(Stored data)
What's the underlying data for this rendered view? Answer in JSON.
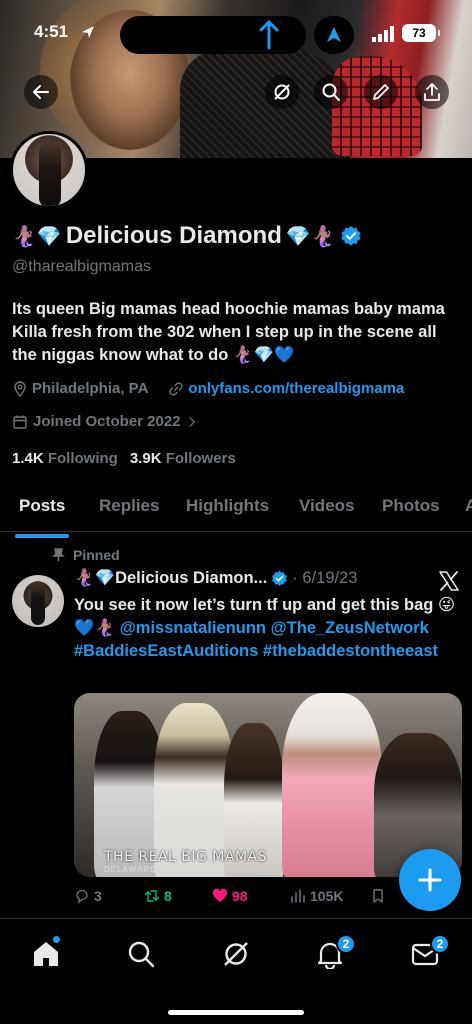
{
  "status_bar": {
    "time": "4:51",
    "battery": "73"
  },
  "profile": {
    "name_emoji_left": "🧜🏽‍♀️💎",
    "name": "Delicious Diamond",
    "name_emoji_right": "💎🧜🏽‍♀️",
    "handle": "@tharealbigmamas",
    "bio": "Its queen Big mamas head hoochie mamas baby mama Killa fresh from the 302 when I step up in the scene all the niggas know what to do 🧜🏽‍♀️💎💙",
    "location": "Philadelphia, PA",
    "link": "onlyfans.com/therealbigmama",
    "joined": "Joined October 2022",
    "following_count": "1.4K",
    "following_label": "Following",
    "followers_count": "3.9K",
    "followers_label": "Followers"
  },
  "tabs": [
    "Posts",
    "Replies",
    "Highlights",
    "Videos",
    "Photos",
    "A"
  ],
  "pinned_tweet": {
    "pinned_label": "Pinned",
    "name": "🧜🏽‍♀️💎Delicious Diamon...",
    "date": "· 6/19/23",
    "text_plain": "You see it now let’s turn tf up and get this bag 😜💙🧜🏽‍♀️",
    "mention1": "@missnatalienunn",
    "mention2": "@The_ZeusNetwork",
    "hashtag1": "#BaddiesEastAuditions",
    "hashtag2": "#thebaddestontheeast",
    "media_caption": "THE REAL BIG MAMAS",
    "media_subcaption": "DELAWARE",
    "replies": "3",
    "retweets": "8",
    "likes": "98",
    "views": "105K"
  },
  "bottom_nav": {
    "notifications_count": "2",
    "messages_count": "2"
  },
  "colors": {
    "accent": "#1d9bf0",
    "retweet": "#00ba7c",
    "like": "#f91880",
    "muted": "#71767b"
  }
}
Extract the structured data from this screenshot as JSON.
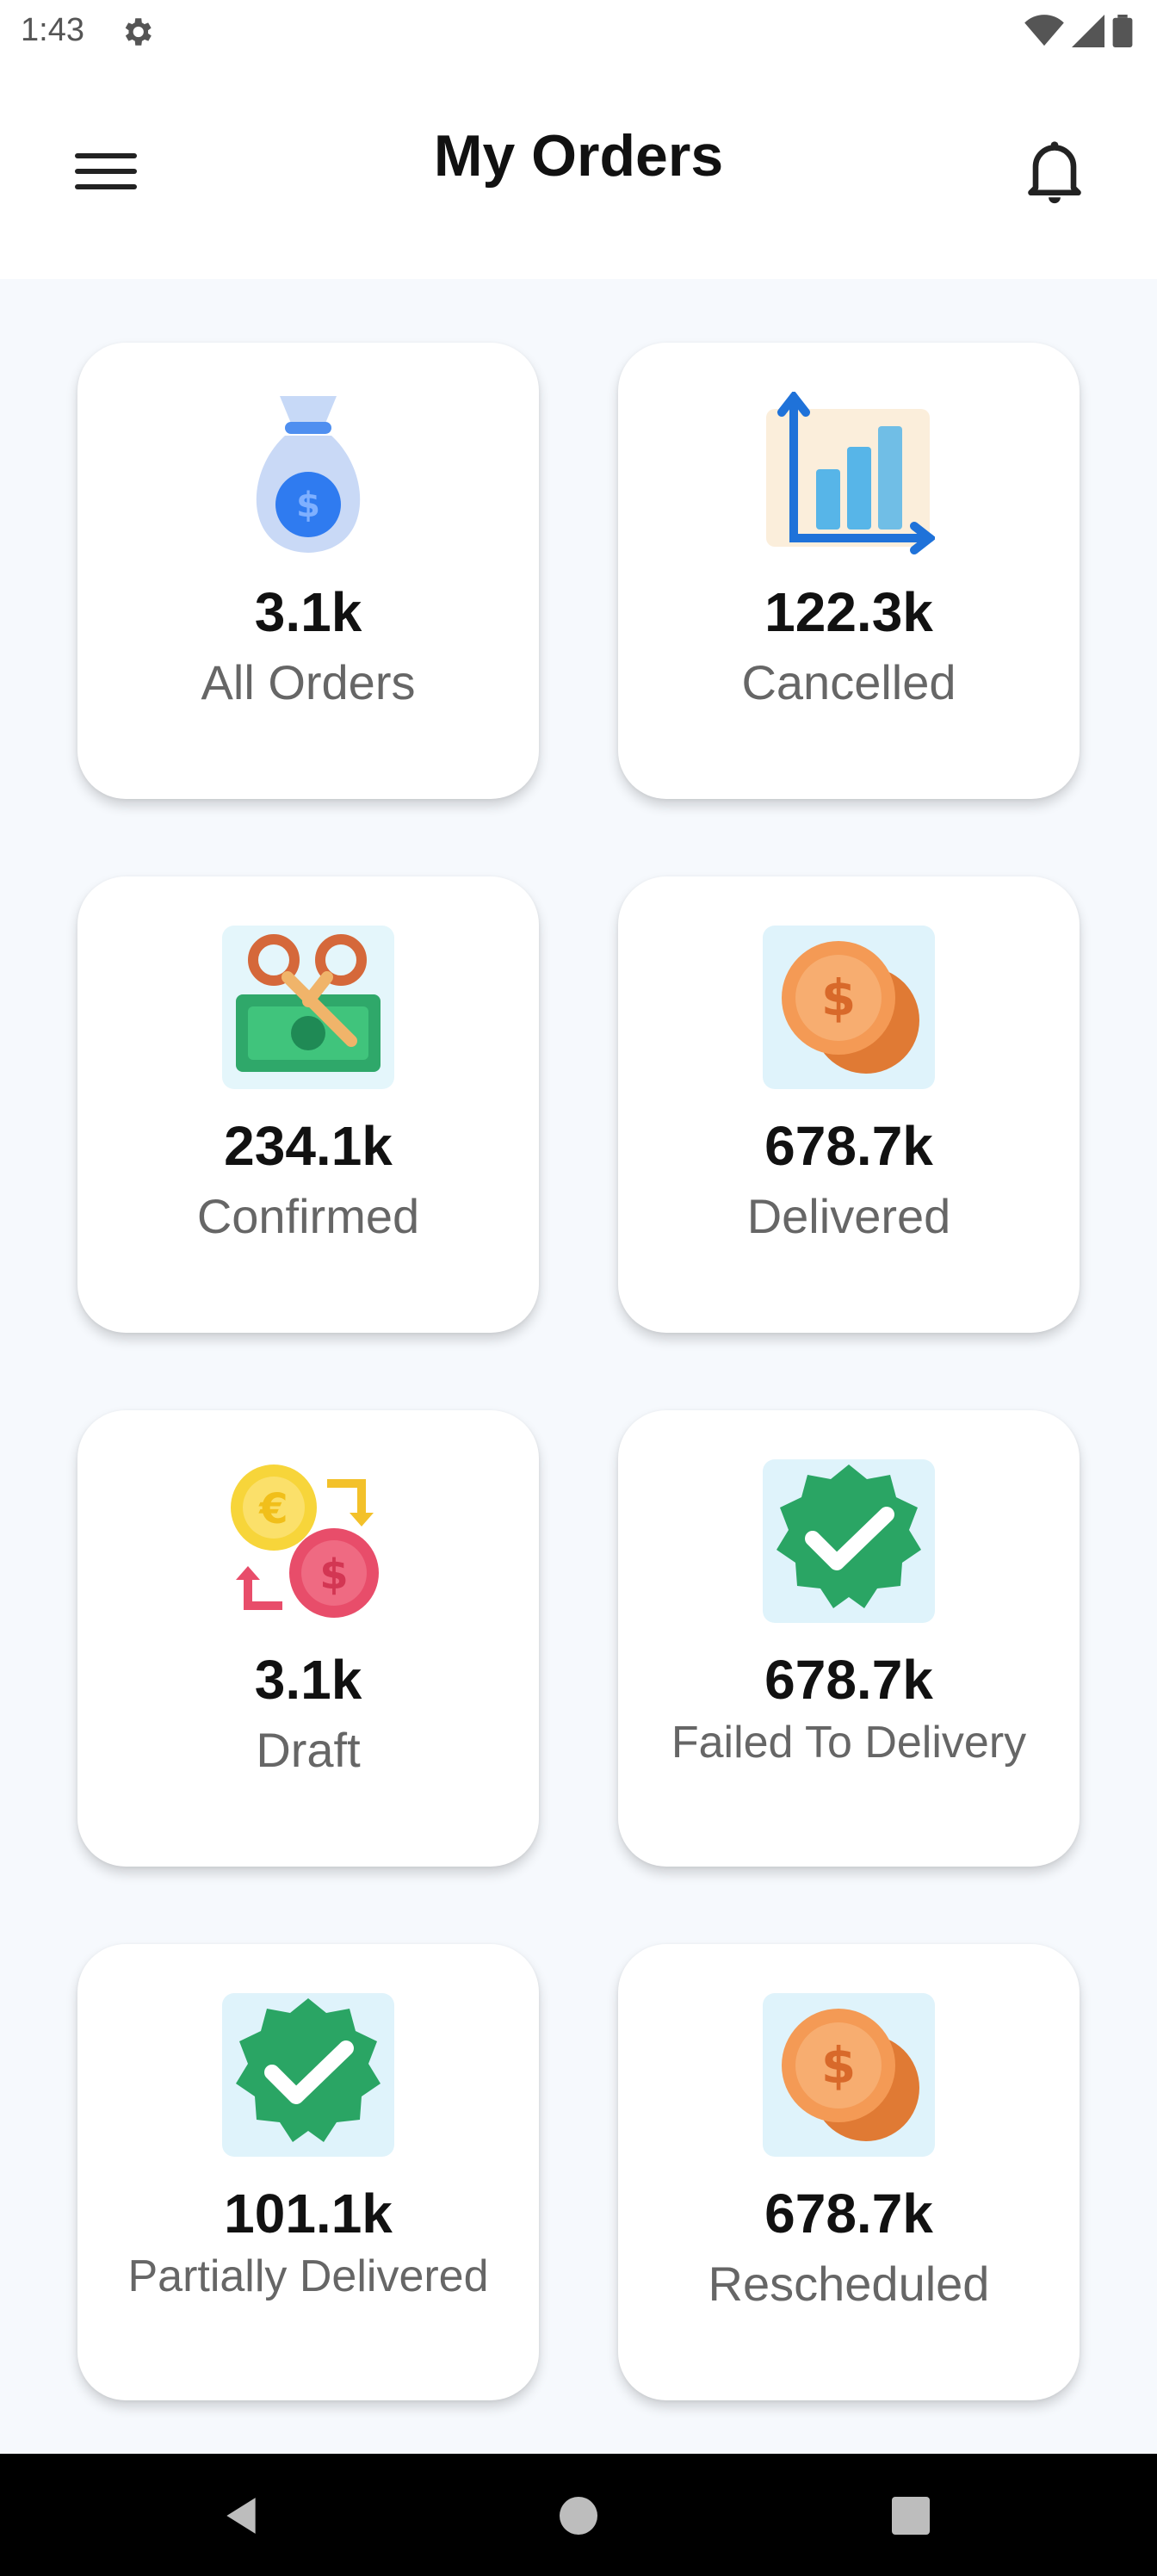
{
  "status_bar": {
    "time": "1:43"
  },
  "header": {
    "title": "My Orders"
  },
  "cards": [
    {
      "count": "3.1k",
      "label": "All Orders",
      "icon": "money-bag-icon"
    },
    {
      "count": "122.3k",
      "label": "Cancelled",
      "icon": "bar-chart-icon"
    },
    {
      "count": "234.1k",
      "label": "Confirmed",
      "icon": "cash-scissors-icon"
    },
    {
      "count": "678.7k",
      "label": "Delivered",
      "icon": "coins-icon"
    },
    {
      "count": "3.1k",
      "label": "Draft",
      "icon": "currency-exchange-icon"
    },
    {
      "count": "678.7k",
      "label": "Failed To Delivery",
      "icon": "verified-badge-icon"
    },
    {
      "count": "101.1k",
      "label": "Partially Delivered",
      "icon": "verified-badge-icon"
    },
    {
      "count": "678.7k",
      "label": "Rescheduled",
      "icon": "coins-icon"
    }
  ],
  "colors": {
    "background": "#f6f9fd",
    "card": "#ffffff",
    "text_primary": "#111111",
    "text_secondary": "#666666",
    "nav_bar": "#000000"
  }
}
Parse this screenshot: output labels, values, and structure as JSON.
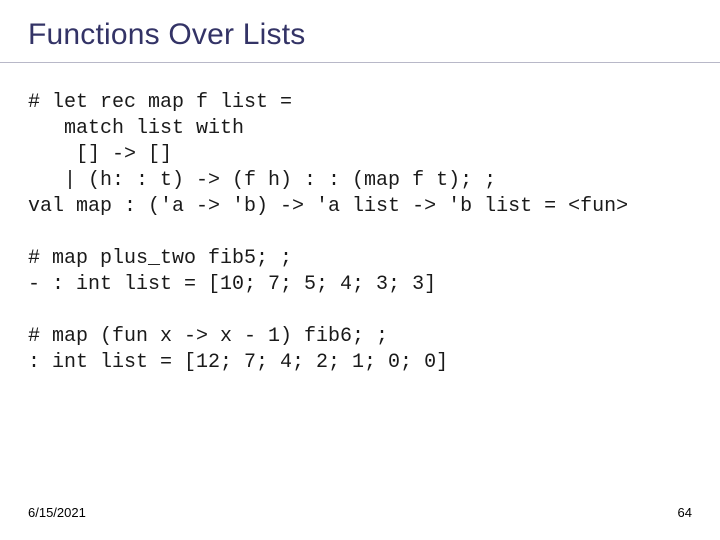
{
  "title": "Functions Over Lists",
  "code": "# let rec map f list =\n   match list with\n    [] -> []\n   | (h: : t) -> (f h) : : (map f t); ;\nval map : ('a -> 'b) -> 'a list -> 'b list = <fun>\n\n# map plus_two fib5; ;\n- : int list = [10; 7; 5; 4; 3; 3]\n\n# map (fun x -> x - 1) fib6; ;\n: int list = [12; 7; 4; 2; 1; 0; 0]",
  "footer": {
    "date": "6/15/2021",
    "page": "64"
  }
}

■ WHAT IS NEEDED
Leave out the pictures and restate everything else word for word.

■ RESULT OF THE TASK
What's the underlying data for this rendered view? Answer in JSON.
{
  "status_bar": {
    "time": "4:51",
    "battery": "73"
  },
  "profile": {
    "name_emoji_left": "🧜🏽‍♀️💎",
    "name": "Delicious Diamond",
    "name_emoji_right": "💎🧜🏽‍♀️",
    "handle": "@tharealbigmamas",
    "bio": "Its queen Big mamas head hoochie mamas baby mama Killa fresh from the 302 when I step up in the scene all the niggas know what to do 🧜🏽‍♀️💎💙",
    "location": "Philadelphia, PA",
    "link": "onlyfans.com/therealbigmama",
    "joined": "Joined October 2022",
    "following_count": "1.4K",
    "following_label": "Following",
    "followers_count": "3.9K",
    "followers_label": "Followers"
  },
  "tabs": [
    "Posts",
    "Replies",
    "Highlights",
    "Videos",
    "Photos",
    "A"
  ],
  "pinned_tweet": {
    "pinned_label": "Pinned",
    "name": "🧜🏽‍♀️💎Delicious Diamon...",
    "date": "· 6/19/23",
    "text_plain": "You see it now let’s turn tf up and get this bag 😜💙🧜🏽‍♀️",
    "mention1": "@missnatalienunn",
    "mention2": "@The_ZeusNetwork",
    "hashtag1": "#BaddiesEastAuditions",
    "hashtag2": "#thebaddestontheeast",
    "media_caption": "THE REAL BIG MAMAS",
    "media_subcaption": "DELAWARE",
    "replies": "3",
    "retweets": "8",
    "likes": "98",
    "views": "105K"
  },
  "bottom_nav": {
    "notifications_count": "2",
    "messages_count": "2"
  },
  "colors": {
    "accent": "#1d9bf0",
    "retweet": "#00ba7c",
    "like": "#f91880",
    "muted": "#71767b"
  }
}
Extract the structured data from this screenshot as JSON.
{
  "status_bar": {
    "time": "1:43"
  },
  "header": {
    "title": "My Orders"
  },
  "cards": [
    {
      "count": "3.1k",
      "label": "All Orders",
      "icon": "money-bag-icon"
    },
    {
      "count": "122.3k",
      "label": "Cancelled",
      "icon": "bar-chart-icon"
    },
    {
      "count": "234.1k",
      "label": "Confirmed",
      "icon": "cash-scissors-icon"
    },
    {
      "count": "678.7k",
      "label": "Delivered",
      "icon": "coins-icon"
    },
    {
      "count": "3.1k",
      "label": "Draft",
      "icon": "currency-exchange-icon"
    },
    {
      "count": "678.7k",
      "label": "Failed To Delivery",
      "icon": "verified-badge-icon"
    },
    {
      "count": "101.1k",
      "label": "Partially Delivered",
      "icon": "verified-badge-icon"
    },
    {
      "count": "678.7k",
      "label": "Rescheduled",
      "icon": "coins-icon"
    }
  ],
  "colors": {
    "background": "#f6f9fd",
    "card": "#ffffff",
    "text_primary": "#111111",
    "text_secondary": "#666666",
    "nav_bar": "#000000"
  }
}
Parse this screenshot: output labels, values, and structure as JSON.
{
  "title": "Functions Over Lists",
  "code": "# let rec map f list =\n   match list with\n    [] -> []\n   | (h: : t) -> (f h) : : (map f t); ;\nval map : ('a -> 'b) -> 'a list -> 'b list = <fun>\n\n# map plus_two fib5; ;\n- : int list = [10; 7; 5; 4; 3; 3]\n\n# map (fun x -> x - 1) fib6; ;\n: int list = [12; 7; 4; 2; 1; 0; 0]",
  "footer": {
    "date": "6/15/2021",
    "page": "64"
  }
}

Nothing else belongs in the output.